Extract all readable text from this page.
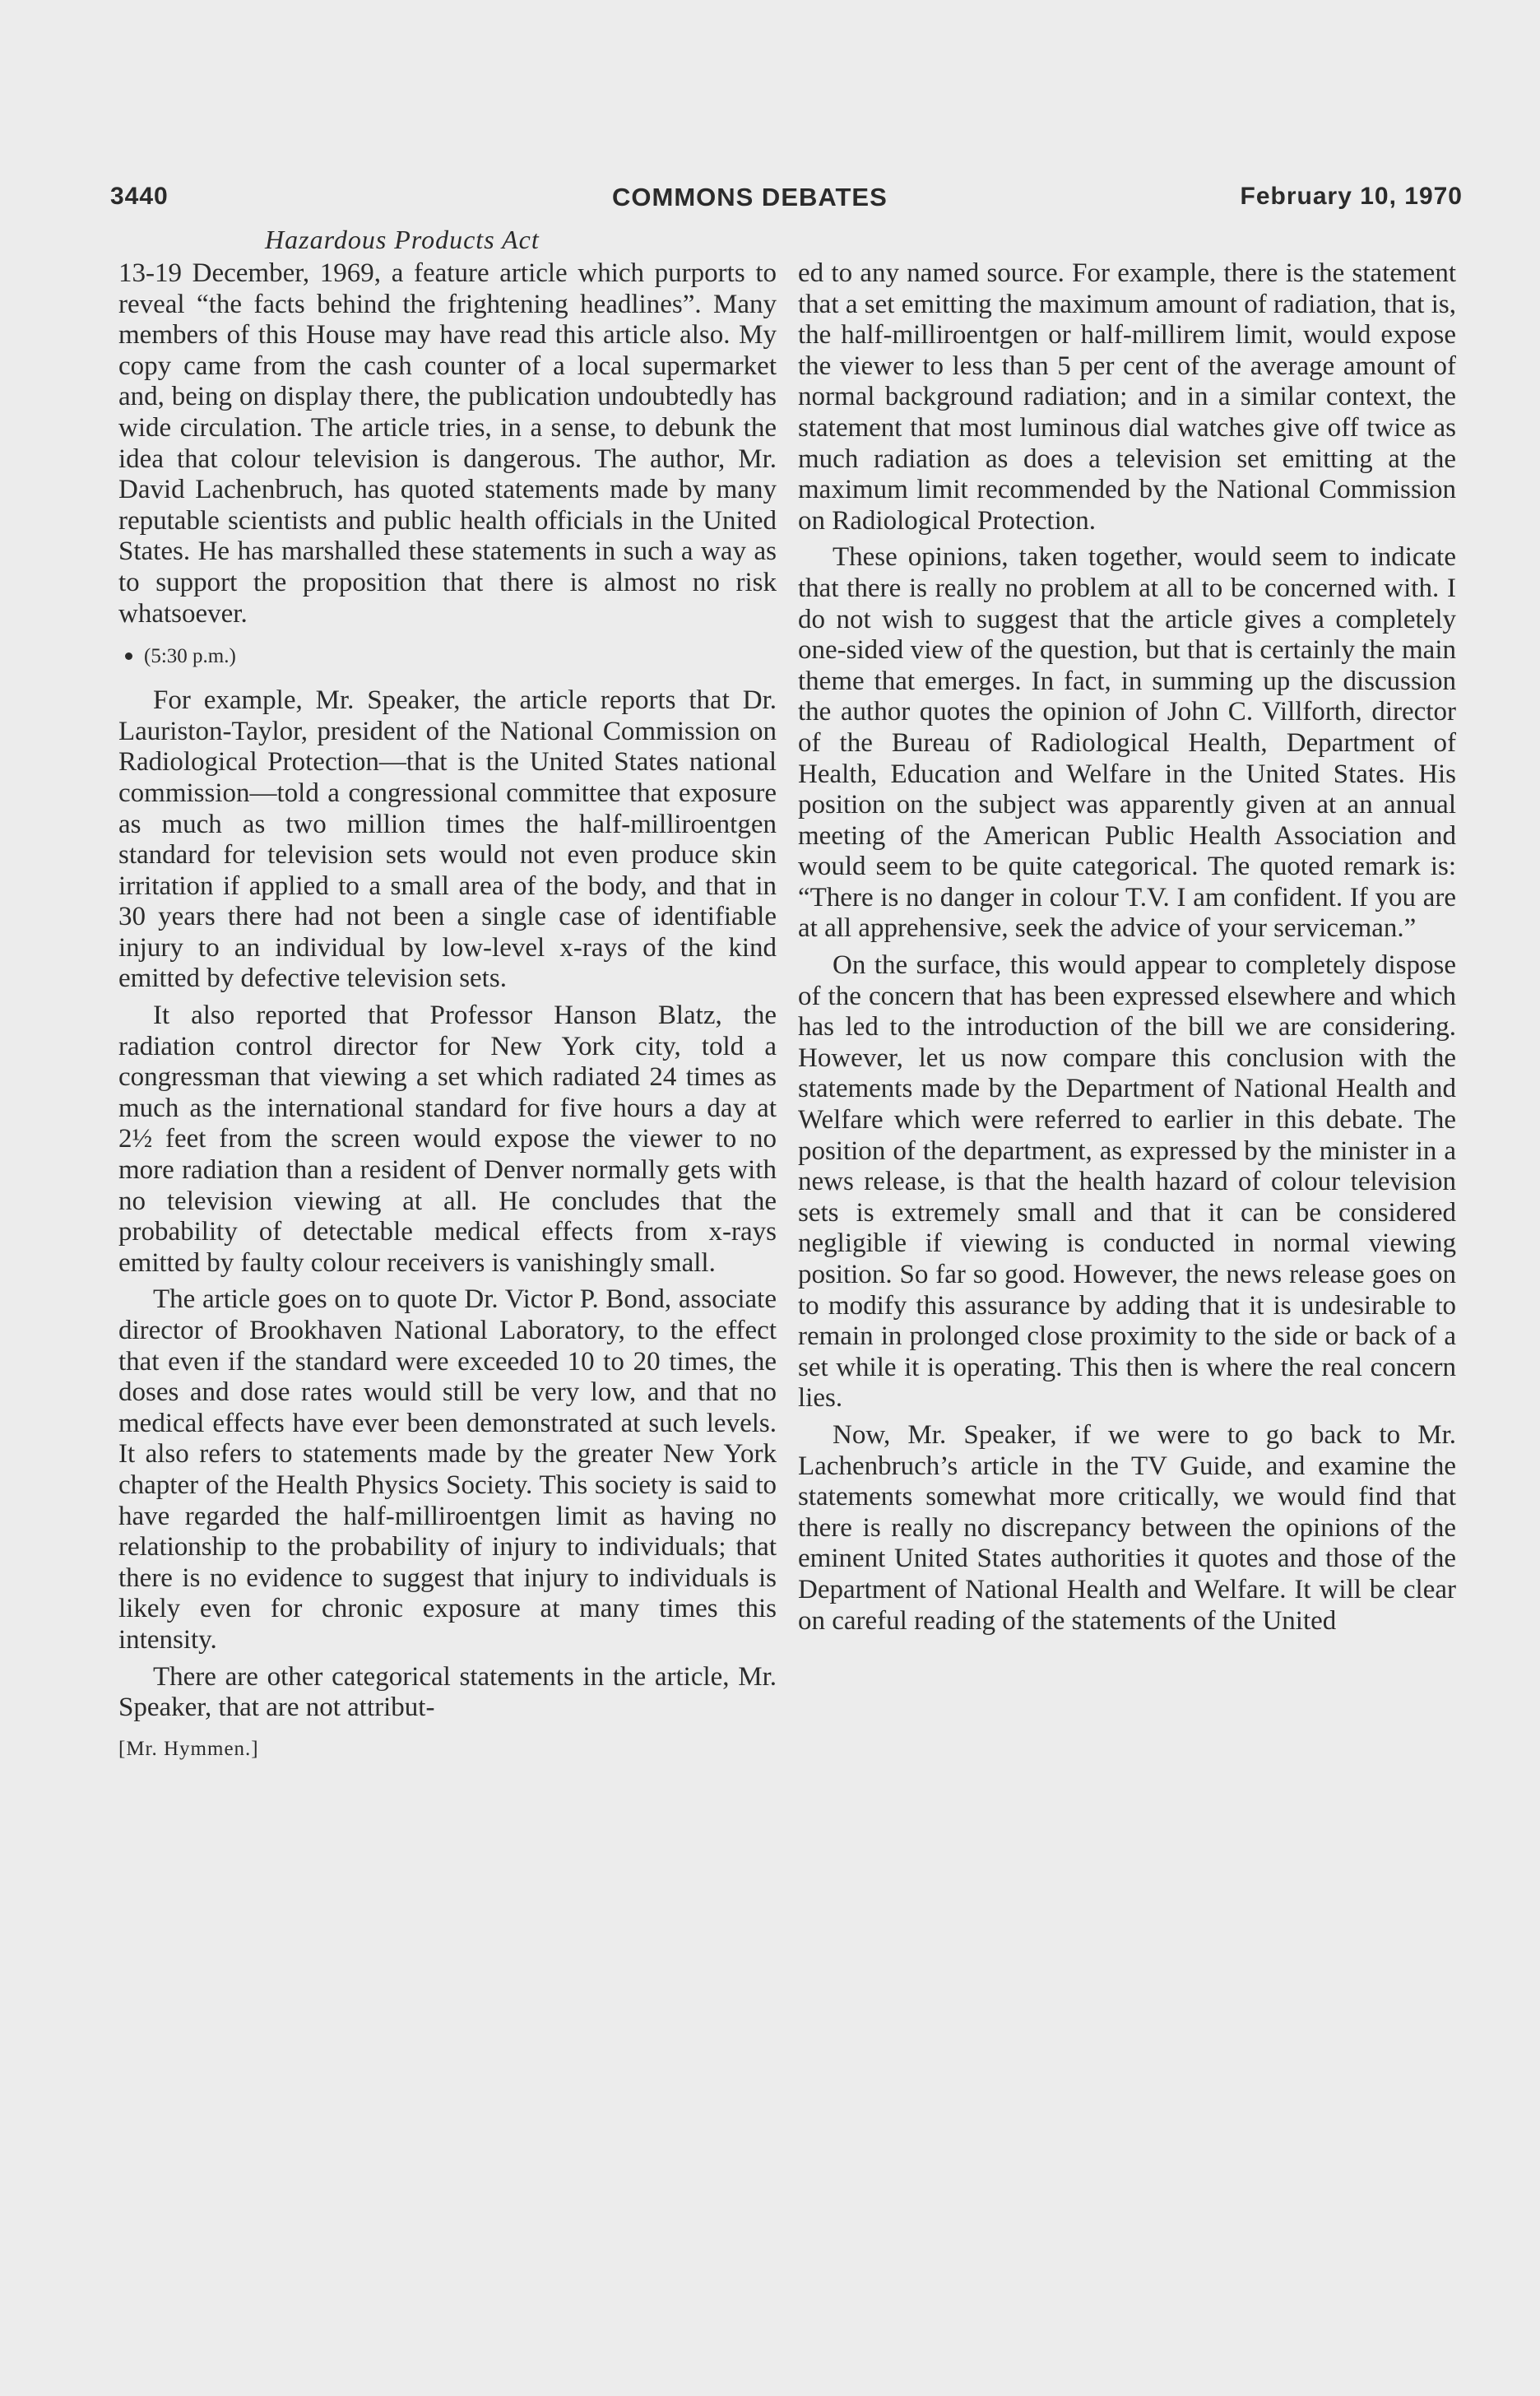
3440	COMMONS DEBATES	February 10, 1970
Hazardous Products Act

13-19 December, 1969, a feature article which purports to reveal “the facts behind the frightening headlines”. Many members of this House may have read this article also. My copy came from the cash counter of a local supermarket and, being on display there, the publication undoubtedly has wide circulation. The article tries, in a sense, to debunk the idea that colour television is dangerous. The author, Mr. David Lachenbruch, has quoted statements made by many reputable scientists and public health officials in the United States. He has marshalled these statements in such a way as to support the proposition that there is almost no risk whatsoever.

(5:30 p.m.)

For example, Mr. Speaker, the article reports that Dr. Lauriston-Taylor, president of the National Commission on Radiological Protection—that is the United States national commission—told a congressional committee that exposure as much as two million times the half-milliroentgen standard for television sets would not even produce skin irritation if applied to a small area of the body, and that in 30 years there had not been a single case of identifiable injury to an individual by low-level x-rays of the kind emitted by defective television sets.

It also reported that Professor Hanson Blatz, the radiation control director for New York city, told a congressman that viewing a set which radiated 24 times as much as the international standard for five hours a day at 2½ feet from the screen would expose the viewer to no more radiation than a resident of Denver normally gets with no television viewing at all. He concludes that the probability of detectable medical effects from x-rays emitted by faulty colour receivers is vanishingly small.

The article goes on to quote Dr. Victor P. Bond, associate director of Brookhaven National Laboratory, to the effect that even if the standard were exceeded 10 to 20 times, the doses and dose rates would still be very low, and that no medical effects have ever been demonstrated at such levels. It also refers to statements made by the greater New York chapter of the Health Physics Society. This society is said to have regarded the half-milliroentgen limit as having no relationship to the probability of injury to individuals; that there is no evidence to suggest that injury to individuals is likely even for chronic exposure at many times this intensity.

There are other categorical statements in the article, Mr. Speaker, that are not attribut-

[Mr. Hymmen.]

ed to any named source. For example, there is the statement that a set emitting the maximum amount of radiation, that is, the half-milliroentgen or half-millirem limit, would expose the viewer to less than 5 per cent of the average amount of normal background radiation; and in a similar context, the statement that most luminous dial watches give off twice as much radiation as does a television set emitting at the maximum limit recommended by the National Commission on Radiological Protection.

These opinions, taken together, would seem to indicate that there is really no problem at all to be concerned with. I do not wish to suggest that the article gives a completely one-sided view of the question, but that is certainly the main theme that emerges. In fact, in summing up the discussion the author quotes the opinion of John C. Villforth, director of the Bureau of Radiological Health, Department of Health, Education and Welfare in the United States. His position on the subject was apparently given at an annual meeting of the American Public Health Association and would seem to be quite categorical. The quoted remark is: “There is no danger in colour T.V. I am confident. If you are at all apprehensive, seek the advice of your serviceman.”

On the surface, this would appear to completely dispose of the concern that has been expressed elsewhere and which has led to the introduction of the bill we are considering. However, let us now compare this conclusion with the statements made by the Department of National Health and Welfare which were referred to earlier in this debate. The position of the department, as expressed by the minister in a news release, is that the health hazard of colour television sets is extremely small and that it can be considered negligible if viewing is conducted in normal viewing position. So far so good. However, the news release goes on to modify this assurance by adding that it is undesirable to remain in prolonged close proximity to the side or back of a set while it is operating. This then is where the real concern lies.

Now, Mr. Speaker, if we were to go back to Mr. Lachenbruch’s article in the TV Guide, and examine the statements somewhat more critically, we would find that there is really no discrepancy between the opinions of the eminent United States authorities it quotes and those of the Department of National Health and Welfare. It will be clear on careful reading of the statements of the United
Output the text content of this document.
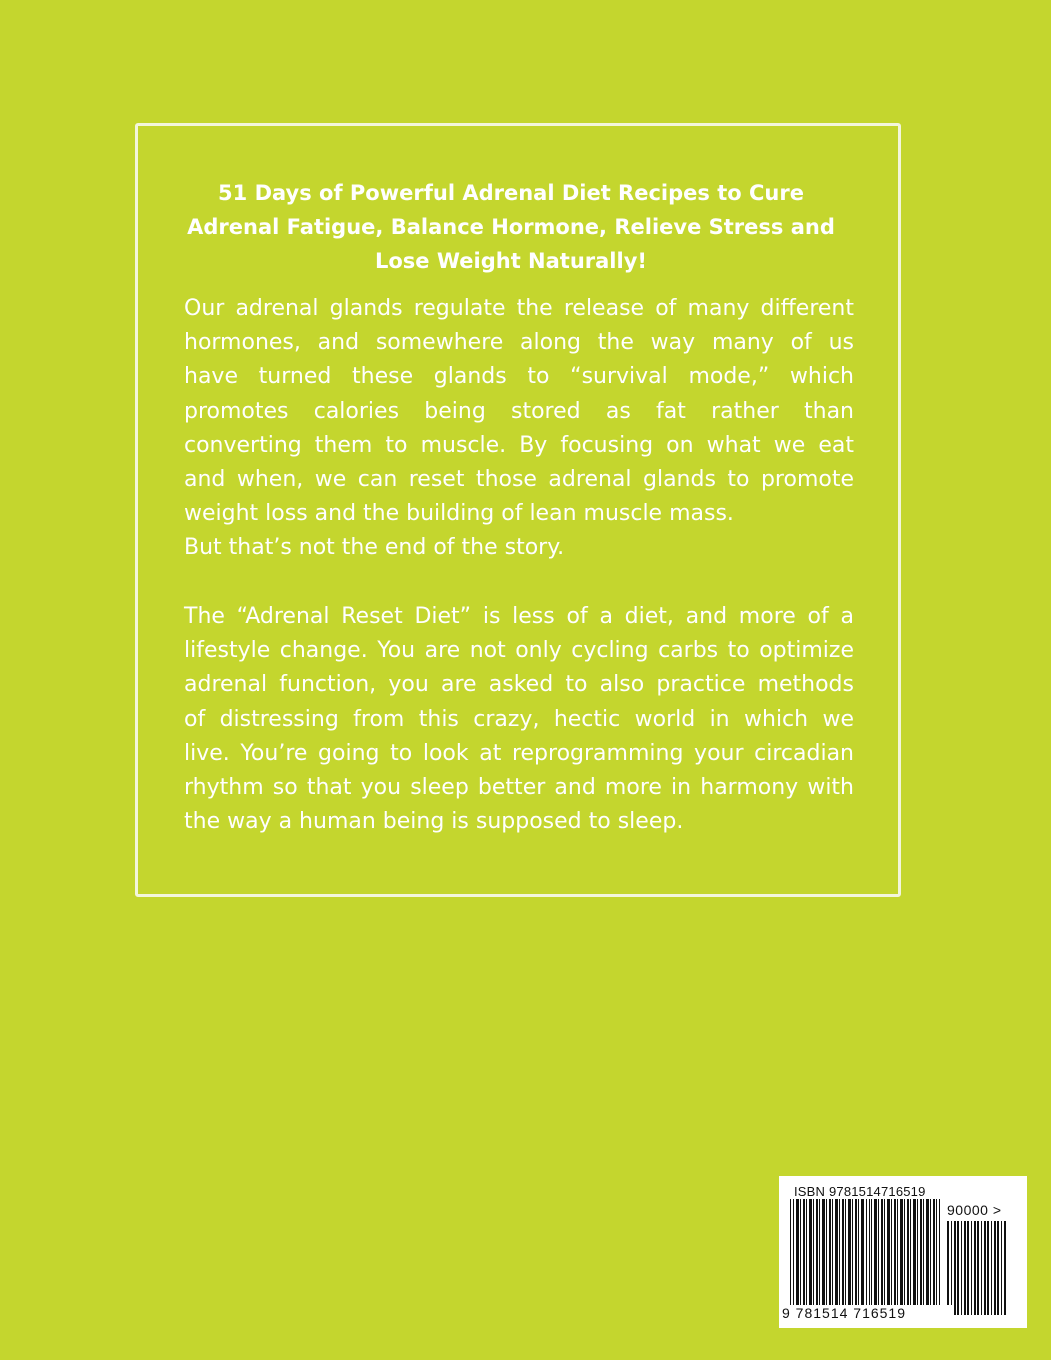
51 Days of Powerful Adrenal Diet Recipes to Cure
Adrenal Fatigue, Balance Hormone, Relieve Stress and
Lose Weight Naturally!

Our adrenal glands regulate the release of many different
hormones, and somewhere along the way many of us
have turned these glands to “survival mode,” which
promotes calories being stored as fat rather than
converting them to muscle. By focusing on what we eat
and when, we can reset those adrenal glands to promote
weight loss and the building of lean muscle mass.
But that’s not the end of the story.

The “Adrenal Reset Diet” is less of a diet, and more of a
lifestyle change. You are not only cycling carbs to optimize
adrenal function, you are asked to also practice methods
of distressing from this crazy, hectic world in which we
live. You’re going to look at reprogramming your circadian
rhythm so that you sleep better and more in harmony with
the way a human being is supposed to sleep.

ISBN 9781514716519
90000 >
9 781514 716519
————
Pick out the lines above that hold the string "Diet" and show them.

51 Days of Powerful Adrenal Diet Recipes to Cure
The “Adrenal Reset Diet” is less of a diet, and more of a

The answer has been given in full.